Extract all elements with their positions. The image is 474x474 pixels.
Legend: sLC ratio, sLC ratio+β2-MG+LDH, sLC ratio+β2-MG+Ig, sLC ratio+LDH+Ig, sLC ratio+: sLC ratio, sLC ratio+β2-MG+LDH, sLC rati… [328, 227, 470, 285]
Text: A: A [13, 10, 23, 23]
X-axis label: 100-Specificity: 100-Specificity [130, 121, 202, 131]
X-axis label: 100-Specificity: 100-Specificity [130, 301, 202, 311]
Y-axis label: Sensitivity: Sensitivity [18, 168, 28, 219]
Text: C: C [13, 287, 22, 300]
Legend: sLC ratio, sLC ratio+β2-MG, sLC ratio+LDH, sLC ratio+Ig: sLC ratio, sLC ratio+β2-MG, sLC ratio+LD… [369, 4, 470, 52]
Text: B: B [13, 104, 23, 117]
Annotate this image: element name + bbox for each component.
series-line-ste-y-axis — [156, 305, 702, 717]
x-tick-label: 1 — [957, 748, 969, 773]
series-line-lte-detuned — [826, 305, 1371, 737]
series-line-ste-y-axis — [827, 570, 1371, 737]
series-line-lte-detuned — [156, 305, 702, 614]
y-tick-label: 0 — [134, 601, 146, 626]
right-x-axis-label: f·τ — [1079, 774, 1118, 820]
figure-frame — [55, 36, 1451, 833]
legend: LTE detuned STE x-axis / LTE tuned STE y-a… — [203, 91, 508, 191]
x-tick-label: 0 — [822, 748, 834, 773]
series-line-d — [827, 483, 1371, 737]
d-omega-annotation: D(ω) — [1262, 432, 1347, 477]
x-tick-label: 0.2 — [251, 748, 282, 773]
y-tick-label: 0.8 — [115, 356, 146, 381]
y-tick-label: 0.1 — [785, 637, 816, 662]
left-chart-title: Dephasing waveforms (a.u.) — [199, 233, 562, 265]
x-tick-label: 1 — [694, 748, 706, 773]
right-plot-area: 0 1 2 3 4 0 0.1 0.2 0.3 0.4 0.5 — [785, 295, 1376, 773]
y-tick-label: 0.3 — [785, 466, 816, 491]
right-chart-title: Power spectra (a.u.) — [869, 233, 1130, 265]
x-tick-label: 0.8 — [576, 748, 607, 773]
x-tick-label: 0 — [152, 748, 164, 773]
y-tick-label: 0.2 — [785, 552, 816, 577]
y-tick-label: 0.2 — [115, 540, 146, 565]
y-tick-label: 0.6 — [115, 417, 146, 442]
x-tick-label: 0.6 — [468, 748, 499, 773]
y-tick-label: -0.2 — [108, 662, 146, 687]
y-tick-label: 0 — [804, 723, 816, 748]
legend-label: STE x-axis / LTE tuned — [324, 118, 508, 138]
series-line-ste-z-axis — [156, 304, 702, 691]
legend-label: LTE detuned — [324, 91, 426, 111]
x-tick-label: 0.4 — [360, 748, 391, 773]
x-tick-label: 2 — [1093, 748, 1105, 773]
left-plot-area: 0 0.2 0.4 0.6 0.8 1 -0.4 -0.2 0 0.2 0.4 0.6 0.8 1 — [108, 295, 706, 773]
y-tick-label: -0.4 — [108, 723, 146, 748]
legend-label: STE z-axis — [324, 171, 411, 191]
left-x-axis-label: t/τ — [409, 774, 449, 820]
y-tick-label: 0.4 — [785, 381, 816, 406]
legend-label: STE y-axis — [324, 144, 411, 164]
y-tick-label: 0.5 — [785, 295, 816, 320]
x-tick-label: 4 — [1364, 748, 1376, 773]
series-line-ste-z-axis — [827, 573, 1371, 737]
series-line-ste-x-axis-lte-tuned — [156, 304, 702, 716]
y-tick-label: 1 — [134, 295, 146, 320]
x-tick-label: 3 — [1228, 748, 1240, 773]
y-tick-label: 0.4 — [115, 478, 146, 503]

- What is needed: Copy the records word for word, starting at the first line and ending at the line that contains "Text: C: C [13, 287, 22, 300]", with both of those lines included.

- Final result:
Extract all elements with their positions. The image is 474x474 pixels.
Legend: sLC ratio, sLC ratio+β2-MG+LDH, sLC ratio+β2-MG+Ig, sLC ratio+LDH+Ig, sLC ratio+: sLC ratio, sLC ratio+β2-MG+LDH, sLC rati… [328, 227, 470, 285]
Text: A: A [13, 10, 23, 23]
X-axis label: 100-Specificity: 100-Specificity [130, 121, 202, 131]
X-axis label: 100-Specificity: 100-Specificity [130, 301, 202, 311]
Y-axis label: Sensitivity: Sensitivity [18, 168, 28, 219]
Text: C: C [13, 287, 22, 300]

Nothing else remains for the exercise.